▸ **Records for the task**:
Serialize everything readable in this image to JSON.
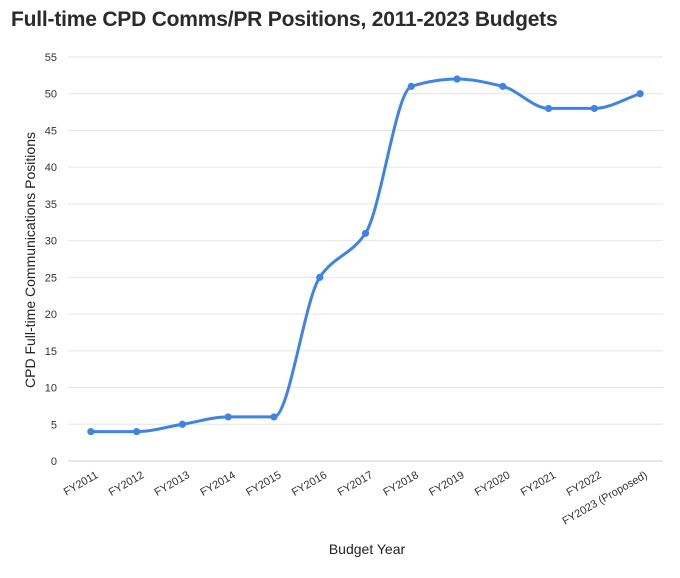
{
  "chart_data": {
    "type": "line",
    "title": "Full-time CPD Comms/PR Positions, 2011-2023 Budgets",
    "xlabel": "Budget Year",
    "ylabel": "CPD Full-time Communications Positions",
    "categories": [
      "FY2011",
      "FY2012",
      "FY2013",
      "FY2014",
      "FY2015",
      "FY2016",
      "FY2017",
      "FY2018",
      "FY2019",
      "FY2020",
      "FY2021",
      "FY2022",
      "FY2023 (Proposed)"
    ],
    "series": [
      {
        "values": [
          4,
          4,
          5,
          6,
          6,
          25,
          31,
          51,
          52,
          51,
          48,
          48,
          50
        ]
      }
    ],
    "ylim": [
      0,
      55
    ],
    "yticks": [
      0,
      5,
      10,
      15,
      20,
      25,
      30,
      35,
      40,
      45,
      50,
      55
    ],
    "grid": true,
    "line_color": "#3f84e5",
    "grid_color": "#e6e6e6"
  }
}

▸ **Task prompt**:
Without the pictures, restate all of the entries above verbatim.

▸ **Exercise answer**:
Serialize everything readable in this image to JSON.
{
  "chart_data": {
    "type": "line",
    "title": "Full-time CPD Comms/PR Positions, 2011-2023 Budgets",
    "xlabel": "Budget Year",
    "ylabel": "CPD Full-time Communications Positions",
    "categories": [
      "FY2011",
      "FY2012",
      "FY2013",
      "FY2014",
      "FY2015",
      "FY2016",
      "FY2017",
      "FY2018",
      "FY2019",
      "FY2020",
      "FY2021",
      "FY2022",
      "FY2023 (Proposed)"
    ],
    "series": [
      {
        "values": [
          4,
          4,
          5,
          6,
          6,
          25,
          31,
          51,
          52,
          51,
          48,
          48,
          50
        ]
      }
    ],
    "ylim": [
      0,
      55
    ],
    "yticks": [
      0,
      5,
      10,
      15,
      20,
      25,
      30,
      35,
      40,
      45,
      50,
      55
    ],
    "grid": true,
    "line_color": "#3f84e5",
    "grid_color": "#e6e6e6"
  }
}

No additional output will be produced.